Extracted records:
.....

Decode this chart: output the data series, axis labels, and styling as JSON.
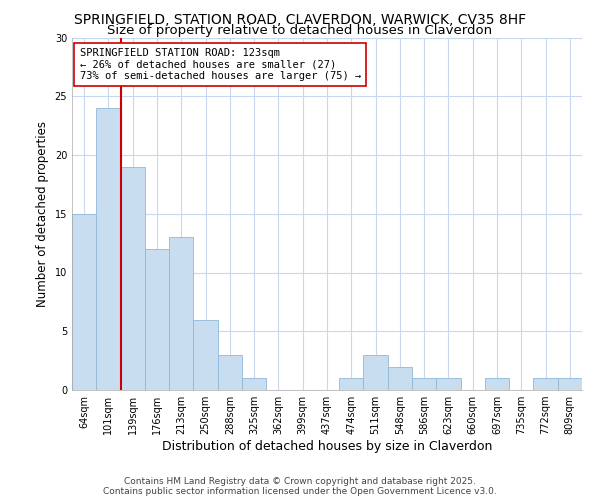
{
  "title1": "SPRINGFIELD, STATION ROAD, CLAVERDON, WARWICK, CV35 8HF",
  "title2": "Size of property relative to detached houses in Claverdon",
  "xlabel": "Distribution of detached houses by size in Claverdon",
  "ylabel": "Number of detached properties",
  "bin_labels": [
    "64sqm",
    "101sqm",
    "139sqm",
    "176sqm",
    "213sqm",
    "250sqm",
    "288sqm",
    "325sqm",
    "362sqm",
    "399sqm",
    "437sqm",
    "474sqm",
    "511sqm",
    "548sqm",
    "586sqm",
    "623sqm",
    "660sqm",
    "697sqm",
    "735sqm",
    "772sqm",
    "809sqm"
  ],
  "bar_values": [
    15,
    24,
    19,
    12,
    13,
    6,
    3,
    1,
    0,
    0,
    0,
    1,
    3,
    2,
    1,
    1,
    0,
    1,
    0,
    1,
    1
  ],
  "bar_color": "#c8ddf0",
  "bar_edge_color": "#90b8d8",
  "vline_color": "#cc0000",
  "annotation_text": "SPRINGFIELD STATION ROAD: 123sqm\n← 26% of detached houses are smaller (27)\n73% of semi-detached houses are larger (75) →",
  "annotation_box_color": "#ffffff",
  "annotation_box_edge": "#cc0000",
  "ylim": [
    0,
    30
  ],
  "yticks": [
    0,
    5,
    10,
    15,
    20,
    25,
    30
  ],
  "fig_bg": "#ffffff",
  "plot_bg": "#ffffff",
  "grid_color": "#c8d8ee",
  "footer_text": "Contains HM Land Registry data © Crown copyright and database right 2025.\nContains public sector information licensed under the Open Government Licence v3.0.",
  "title1_fontsize": 10,
  "title2_fontsize": 9.5,
  "xlabel_fontsize": 9,
  "ylabel_fontsize": 8.5,
  "tick_fontsize": 7,
  "annotation_fontsize": 7.5,
  "footer_fontsize": 6.5
}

.....

_Requirement_:
Each line of the material must be retyped exactly, except that images are omitted.

_Solution to the exercise_:
Decode this chart: output the data series, axis labels, and styling as JSON.
{
  "title1": "SPRINGFIELD, STATION ROAD, CLAVERDON, WARWICK, CV35 8HF",
  "title2": "Size of property relative to detached houses in Claverdon",
  "xlabel": "Distribution of detached houses by size in Claverdon",
  "ylabel": "Number of detached properties",
  "bin_labels": [
    "64sqm",
    "101sqm",
    "139sqm",
    "176sqm",
    "213sqm",
    "250sqm",
    "288sqm",
    "325sqm",
    "362sqm",
    "399sqm",
    "437sqm",
    "474sqm",
    "511sqm",
    "548sqm",
    "586sqm",
    "623sqm",
    "660sqm",
    "697sqm",
    "735sqm",
    "772sqm",
    "809sqm"
  ],
  "bar_values": [
    15,
    24,
    19,
    12,
    13,
    6,
    3,
    1,
    0,
    0,
    0,
    1,
    3,
    2,
    1,
    1,
    0,
    1,
    0,
    1,
    1
  ],
  "bar_color": "#c8ddf0",
  "bar_edge_color": "#90b8d8",
  "vline_color": "#cc0000",
  "annotation_text": "SPRINGFIELD STATION ROAD: 123sqm\n← 26% of detached houses are smaller (27)\n73% of semi-detached houses are larger (75) →",
  "annotation_box_color": "#ffffff",
  "annotation_box_edge": "#cc0000",
  "ylim": [
    0,
    30
  ],
  "yticks": [
    0,
    5,
    10,
    15,
    20,
    25,
    30
  ],
  "fig_bg": "#ffffff",
  "plot_bg": "#ffffff",
  "grid_color": "#c8d8ee",
  "footer_text": "Contains HM Land Registry data © Crown copyright and database right 2025.\nContains public sector information licensed under the Open Government Licence v3.0.",
  "title1_fontsize": 10,
  "title2_fontsize": 9.5,
  "xlabel_fontsize": 9,
  "ylabel_fontsize": 8.5,
  "tick_fontsize": 7,
  "annotation_fontsize": 7.5,
  "footer_fontsize": 6.5
}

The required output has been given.